Task description - Copy out the complete listing, word for word.

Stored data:
**********

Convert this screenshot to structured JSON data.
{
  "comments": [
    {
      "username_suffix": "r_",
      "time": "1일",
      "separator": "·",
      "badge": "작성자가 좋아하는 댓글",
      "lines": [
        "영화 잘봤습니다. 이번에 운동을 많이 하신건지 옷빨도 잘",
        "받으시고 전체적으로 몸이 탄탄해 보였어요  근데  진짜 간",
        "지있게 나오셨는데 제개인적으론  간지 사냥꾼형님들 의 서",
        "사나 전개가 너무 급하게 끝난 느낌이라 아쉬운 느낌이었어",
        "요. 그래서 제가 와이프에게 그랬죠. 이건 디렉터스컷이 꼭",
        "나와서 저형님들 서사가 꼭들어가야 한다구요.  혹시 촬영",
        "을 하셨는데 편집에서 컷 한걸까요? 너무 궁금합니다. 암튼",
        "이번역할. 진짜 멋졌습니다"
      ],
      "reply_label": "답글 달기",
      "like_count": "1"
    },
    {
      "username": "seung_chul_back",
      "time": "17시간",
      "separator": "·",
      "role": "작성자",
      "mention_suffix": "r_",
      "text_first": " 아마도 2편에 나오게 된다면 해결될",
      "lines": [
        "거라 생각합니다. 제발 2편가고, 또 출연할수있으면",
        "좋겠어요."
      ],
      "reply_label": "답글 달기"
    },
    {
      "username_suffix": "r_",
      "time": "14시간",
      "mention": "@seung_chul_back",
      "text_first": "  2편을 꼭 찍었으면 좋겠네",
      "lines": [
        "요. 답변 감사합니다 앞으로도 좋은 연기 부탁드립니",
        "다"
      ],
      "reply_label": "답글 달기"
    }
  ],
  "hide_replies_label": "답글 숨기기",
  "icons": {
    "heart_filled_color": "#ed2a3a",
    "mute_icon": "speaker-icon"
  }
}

**********

Written response -
Convert this screenshot to structured JSON data.
{
  "comments": [
    {
      "username_suffix": "r_",
      "time": "1일",
      "separator": "·",
      "badge": "작성자가 좋아하는 댓글",
      "lines": [
        "영화 잘봤습니다. 이번에 운동을 많이 하신건지 옷빨도 잘",
        "받으시고 전체적으로 몸이 탄탄해 보였어요  근데  진짜 간",
        "지있게 나오셨는데 제개인적으론  간지 사냥꾼형님들 의 서",
        "사나 전개가 너무 급하게 끝난 느낌이라 아쉬운 느낌이었어",
        "요. 그래서 제가 와이프에게 그랬죠. 이건 디렉터스컷이 꼭",
        "나와서 저형님들 서사가 꼭들어가야 한다구요.  혹시 촬영",
        "을 하셨는데 편집에서 컷 한걸까요? 너무 궁금합니다. 암튼",
        "이번역할. 진짜 멋졌습니다"
      ],
      "reply_label": "답글 달기",
      "like_count": "1"
    },
    {
      "username": "seung_chul_back",
      "time": "17시간",
      "separator": "·",
      "role": "작성자",
      "mention_suffix": "r_",
      "text_first": " 아마도 2편에 나오게 된다면 해결될",
      "lines": [
        "거라 생각합니다. 제발 2편가고, 또 출연할수있으면",
        "좋겠어요."
      ],
      "reply_label": "답글 달기"
    },
    {
      "username_suffix": "r_",
      "time": "14시간",
      "mention": "@seung_chul_back",
      "text_first": "  2편을 꼭 찍었으면 좋겠네",
      "lines": [
        "요. 답변 감사합니다 앞으로도 좋은 연기 부탁드립니",
        "다"
      ],
      "reply_label": "답글 달기"
    }
  ],
  "hide_replies_label": "답글 숨기기",
  "icons": {
    "heart_filled_color": "#ed2a3a",
    "mute_icon": "speaker-icon"
  }
}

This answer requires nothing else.